## The task
Write out all the material exactly. Leave nothing out.

** Start Record extracts **

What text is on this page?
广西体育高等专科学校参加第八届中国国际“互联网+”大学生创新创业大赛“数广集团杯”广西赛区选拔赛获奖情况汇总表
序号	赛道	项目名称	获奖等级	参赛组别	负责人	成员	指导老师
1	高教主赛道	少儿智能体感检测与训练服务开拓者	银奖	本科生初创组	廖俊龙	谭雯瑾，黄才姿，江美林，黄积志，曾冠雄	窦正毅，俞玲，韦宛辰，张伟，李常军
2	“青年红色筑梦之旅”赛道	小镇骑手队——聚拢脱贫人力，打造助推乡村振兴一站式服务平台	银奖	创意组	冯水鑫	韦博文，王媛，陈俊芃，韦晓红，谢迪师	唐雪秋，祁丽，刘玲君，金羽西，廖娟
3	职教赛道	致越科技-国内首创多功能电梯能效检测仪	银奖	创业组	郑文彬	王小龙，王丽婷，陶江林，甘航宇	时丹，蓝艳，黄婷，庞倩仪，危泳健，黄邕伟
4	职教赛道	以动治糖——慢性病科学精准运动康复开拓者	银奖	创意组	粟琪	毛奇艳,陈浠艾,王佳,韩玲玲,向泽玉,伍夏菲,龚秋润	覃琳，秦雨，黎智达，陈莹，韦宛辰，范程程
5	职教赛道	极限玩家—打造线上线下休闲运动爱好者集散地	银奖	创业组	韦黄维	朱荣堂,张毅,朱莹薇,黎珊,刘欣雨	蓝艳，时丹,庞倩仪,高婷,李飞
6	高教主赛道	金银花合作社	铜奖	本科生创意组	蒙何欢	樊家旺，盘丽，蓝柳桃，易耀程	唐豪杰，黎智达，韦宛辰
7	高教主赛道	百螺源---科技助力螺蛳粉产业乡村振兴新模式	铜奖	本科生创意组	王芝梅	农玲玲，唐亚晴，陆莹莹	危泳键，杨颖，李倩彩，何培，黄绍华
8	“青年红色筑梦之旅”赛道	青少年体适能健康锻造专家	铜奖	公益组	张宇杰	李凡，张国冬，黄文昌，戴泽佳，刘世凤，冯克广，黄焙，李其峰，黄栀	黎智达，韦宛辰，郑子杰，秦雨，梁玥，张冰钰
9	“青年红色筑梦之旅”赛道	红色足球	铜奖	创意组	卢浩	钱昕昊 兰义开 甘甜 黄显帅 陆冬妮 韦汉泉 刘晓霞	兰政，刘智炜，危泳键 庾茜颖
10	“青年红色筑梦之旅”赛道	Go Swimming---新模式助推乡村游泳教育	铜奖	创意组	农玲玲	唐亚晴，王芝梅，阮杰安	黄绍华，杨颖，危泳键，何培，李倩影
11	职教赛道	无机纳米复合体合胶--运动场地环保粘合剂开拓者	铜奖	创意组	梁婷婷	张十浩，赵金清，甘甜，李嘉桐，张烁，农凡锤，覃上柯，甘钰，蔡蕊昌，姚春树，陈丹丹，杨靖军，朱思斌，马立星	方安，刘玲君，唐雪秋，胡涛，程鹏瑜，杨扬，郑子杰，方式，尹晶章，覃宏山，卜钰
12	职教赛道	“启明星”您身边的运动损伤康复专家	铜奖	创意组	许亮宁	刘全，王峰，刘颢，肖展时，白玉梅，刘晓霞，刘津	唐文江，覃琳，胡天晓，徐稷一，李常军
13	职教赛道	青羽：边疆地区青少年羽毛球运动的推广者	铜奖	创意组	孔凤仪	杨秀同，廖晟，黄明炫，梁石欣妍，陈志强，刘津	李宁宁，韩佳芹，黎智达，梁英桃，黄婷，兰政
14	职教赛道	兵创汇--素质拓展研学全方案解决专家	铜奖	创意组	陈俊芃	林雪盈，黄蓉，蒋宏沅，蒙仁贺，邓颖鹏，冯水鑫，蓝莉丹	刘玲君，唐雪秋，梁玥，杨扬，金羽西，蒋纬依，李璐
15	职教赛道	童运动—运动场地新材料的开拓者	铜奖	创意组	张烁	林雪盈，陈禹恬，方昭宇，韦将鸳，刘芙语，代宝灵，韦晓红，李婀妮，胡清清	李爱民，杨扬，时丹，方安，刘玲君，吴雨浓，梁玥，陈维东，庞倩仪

** End Record extracts **

## Output below
What text is on this page?
广西体育高等专科学校参加第八届中国国际“互联网+”大学生创新创业大赛“数广集团杯”广西赛区选拔赛获奖情况汇总表
序号	赛道	项目名称	获奖等级	参赛组别	负责人	成员	指导老师
1	高教主赛道	少儿智能体感检测与训练服务开拓者	银奖	本科生初创组	廖俊龙	谭雯瑾，黄才姿，江美林，黄积志，曾冠雄	窦正毅，俞玲，韦宛辰，张伟，李常军
2	“青年红色筑梦之旅”赛道	小镇骑手队——聚拢脱贫人力，打造助推乡村振兴一站式服务平台	银奖	创意组	冯水鑫	韦博文，王媛，陈俊芃，韦晓红，谢迪师	唐雪秋，祁丽，刘玲君，金羽西，廖娟
3	职教赛道	致越科技-国内首创多功能电梯能效检测仪	银奖	创业组	郑文彬	王小龙，王丽婷，陶江林，甘航宇	时丹，蓝艳，黄婷，庞倩仪，危泳健，黄邕伟
4	职教赛道	以动治糖——慢性病科学精准运动康复开拓者	银奖	创意组	粟琪	毛奇艳,陈浠艾,王佳,韩玲玲,向泽玉,伍夏菲,龚秋润	覃琳，秦雨，黎智达，陈莹，韦宛辰，范程程
5	职教赛道	极限玩家—打造线上线下休闲运动爱好者集散地	银奖	创业组	韦黄维	朱荣堂,张毅,朱莹薇,黎珊,刘欣雨	蓝艳，时丹,庞倩仪,高婷,李飞
6	高教主赛道	金银花合作社	铜奖	本科生创意组	蒙何欢	樊家旺，盘丽，蓝柳桃，易耀程	唐豪杰，黎智达，韦宛辰
7	高教主赛道	百螺源---科技助力螺蛳粉产业乡村振兴新模式	铜奖	本科生创意组	王芝梅	农玲玲，唐亚晴，陆莹莹	危泳键，杨颖，李倩彩，何培，黄绍华
8	“青年红色筑梦之旅”赛道	青少年体适能健康锻造专家	铜奖	公益组	张宇杰	李凡，张国冬，黄文昌，戴泽佳，刘世凤，冯克广，黄焙，李其峰，黄栀	黎智达，韦宛辰，郑子杰，秦雨，梁玥，张冰钰
9	“青年红色筑梦之旅”赛道	红色足球	铜奖	创意组	卢浩	钱昕昊 兰义开 甘甜 黄显帅 陆冬妮 韦汉泉 刘晓霞	兰政，刘智炜，危泳键 庾茜颖
10	“青年红色筑梦之旅”赛道	Go Swimming---新模式助推乡村游泳教育	铜奖	创意组	农玲玲	唐亚晴，王芝梅，阮杰安	黄绍华，杨颖，危泳键，何培，李倩影
11	职教赛道	无机纳米复合体合胶--运动场地环保粘合剂开拓者	铜奖	创意组	梁婷婷	张十浩，赵金清，甘甜，李嘉桐，张烁，农凡锤，覃上柯，甘钰，蔡蕊昌，姚春树，陈丹丹，杨靖军，朱思斌，马立星	方安，刘玲君，唐雪秋，胡涛，程鹏瑜，杨扬，郑子杰，方式，尹晶章，覃宏山，卜钰
12	职教赛道	“启明星”您身边的运动损伤康复专家	铜奖	创意组	许亮宁	刘全，王峰，刘颢，肖展时，白玉梅，刘晓霞，刘津	唐文江，覃琳，胡天晓，徐稷一，李常军
13	职教赛道	青羽：边疆地区青少年羽毛球运动的推广者	铜奖	创意组	孔凤仪	杨秀同，廖晟，黄明炫，梁石欣妍，陈志强，刘津	李宁宁，韩佳芹，黎智达，梁英桃，黄婷，兰政
14	职教赛道	兵创汇--素质拓展研学全方案解决专家	铜奖	创意组	陈俊芃	林雪盈，黄蓉，蒋宏沅，蒙仁贺，邓颖鹏，冯水鑫，蓝莉丹	刘玲君，唐雪秋，梁玥，杨扬，金羽西，蒋纬依，李璐
15	职教赛道	童运动—运动场地新材料的开拓者	铜奖	创意组	张烁	林雪盈，陈禹恬，方昭宇，韦将鸳，刘芙语，代宝灵，韦晓红，李婀妮，胡清清	李爱民，杨扬，时丹，方安，刘玲君，吴雨浓，梁玥，陈维东，庞倩仪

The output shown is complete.